# Written instruction:
Reproduce all of the data exactly, with no line skipped.

[Extracts from a graphics dataset]
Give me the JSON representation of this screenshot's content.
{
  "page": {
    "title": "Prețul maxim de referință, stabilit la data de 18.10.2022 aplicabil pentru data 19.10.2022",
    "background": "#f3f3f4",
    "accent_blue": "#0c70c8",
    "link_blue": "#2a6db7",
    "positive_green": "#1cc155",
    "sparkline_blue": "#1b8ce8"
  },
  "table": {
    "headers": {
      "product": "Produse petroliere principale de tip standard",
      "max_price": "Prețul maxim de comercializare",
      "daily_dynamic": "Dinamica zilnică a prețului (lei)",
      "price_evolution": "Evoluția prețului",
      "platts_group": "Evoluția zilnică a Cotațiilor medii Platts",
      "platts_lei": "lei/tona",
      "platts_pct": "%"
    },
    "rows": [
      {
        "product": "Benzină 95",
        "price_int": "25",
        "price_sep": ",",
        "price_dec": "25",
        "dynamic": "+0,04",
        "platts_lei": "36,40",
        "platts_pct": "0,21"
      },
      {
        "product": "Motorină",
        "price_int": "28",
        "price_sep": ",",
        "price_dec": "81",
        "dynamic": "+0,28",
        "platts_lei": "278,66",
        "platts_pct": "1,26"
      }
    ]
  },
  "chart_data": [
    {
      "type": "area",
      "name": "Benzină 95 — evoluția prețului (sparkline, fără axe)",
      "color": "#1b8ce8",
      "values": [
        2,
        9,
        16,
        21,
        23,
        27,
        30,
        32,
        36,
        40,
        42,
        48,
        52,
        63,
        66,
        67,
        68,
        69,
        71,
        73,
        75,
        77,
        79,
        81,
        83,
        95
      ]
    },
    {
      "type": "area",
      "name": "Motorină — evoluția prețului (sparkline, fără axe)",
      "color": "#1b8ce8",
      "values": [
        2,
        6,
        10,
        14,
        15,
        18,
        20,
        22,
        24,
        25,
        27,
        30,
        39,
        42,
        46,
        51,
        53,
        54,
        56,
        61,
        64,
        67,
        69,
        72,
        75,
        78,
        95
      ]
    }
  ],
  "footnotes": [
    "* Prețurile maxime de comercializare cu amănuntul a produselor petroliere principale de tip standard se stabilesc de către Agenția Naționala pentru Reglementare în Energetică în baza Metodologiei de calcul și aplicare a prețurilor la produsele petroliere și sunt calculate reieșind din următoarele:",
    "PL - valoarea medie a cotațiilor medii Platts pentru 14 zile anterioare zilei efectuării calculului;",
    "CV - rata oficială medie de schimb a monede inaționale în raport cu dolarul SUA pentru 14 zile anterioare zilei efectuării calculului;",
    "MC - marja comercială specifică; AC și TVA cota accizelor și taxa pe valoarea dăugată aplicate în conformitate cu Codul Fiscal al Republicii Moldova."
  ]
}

# Response to the task:
Give me the JSON representation of this screenshot's content.
{
  "page": {
    "title": "Prețul maxim de referință, stabilit la data de 18.10.2022 aplicabil pentru data 19.10.2022",
    "background": "#f3f3f4",
    "accent_blue": "#0c70c8",
    "link_blue": "#2a6db7",
    "positive_green": "#1cc155",
    "sparkline_blue": "#1b8ce8"
  },
  "table": {
    "headers": {
      "product": "Produse petroliere principale de tip standard",
      "max_price": "Prețul maxim de comercializare",
      "daily_dynamic": "Dinamica zilnică a prețului (lei)",
      "price_evolution": "Evoluția prețului",
      "platts_group": "Evoluția zilnică a Cotațiilor medii Platts",
      "platts_lei": "lei/tona",
      "platts_pct": "%"
    },
    "rows": [
      {
        "product": "Benzină 95",
        "price_int": "25",
        "price_sep": ",",
        "price_dec": "25",
        "dynamic": "+0,04",
        "platts_lei": "36,40",
        "platts_pct": "0,21"
      },
      {
        "product": "Motorină",
        "price_int": "28",
        "price_sep": ",",
        "price_dec": "81",
        "dynamic": "+0,28",
        "platts_lei": "278,66",
        "platts_pct": "1,26"
      }
    ]
  },
  "chart_data": [
    {
      "type": "area",
      "name": "Benzină 95 — evoluția prețului (sparkline, fără axe)",
      "color": "#1b8ce8",
      "values": [
        2,
        9,
        16,
        21,
        23,
        27,
        30,
        32,
        36,
        40,
        42,
        48,
        52,
        63,
        66,
        67,
        68,
        69,
        71,
        73,
        75,
        77,
        79,
        81,
        83,
        95
      ]
    },
    {
      "type": "area",
      "name": "Motorină — evoluția prețului (sparkline, fără axe)",
      "color": "#1b8ce8",
      "values": [
        2,
        6,
        10,
        14,
        15,
        18,
        20,
        22,
        24,
        25,
        27,
        30,
        39,
        42,
        46,
        51,
        53,
        54,
        56,
        61,
        64,
        67,
        69,
        72,
        75,
        78,
        95
      ]
    }
  ],
  "footnotes": [
    "* Prețurile maxime de comercializare cu amănuntul a produselor petroliere principale de tip standard se stabilesc de către Agenția Naționala pentru Reglementare în Energetică în baza Metodologiei de calcul și aplicare a prețurilor la produsele petroliere și sunt calculate reieșind din următoarele:",
    "PL - valoarea medie a cotațiilor medii Platts pentru 14 zile anterioare zilei efectuării calculului;",
    "CV - rata oficială medie de schimb a monede inaționale în raport cu dolarul SUA pentru 14 zile anterioare zilei efectuării calculului;",
    "MC - marja comercială specifică; AC și TVA cota accizelor și taxa pe valoarea dăugată aplicate în conformitate cu Codul Fiscal al Republicii Moldova."
  ]
}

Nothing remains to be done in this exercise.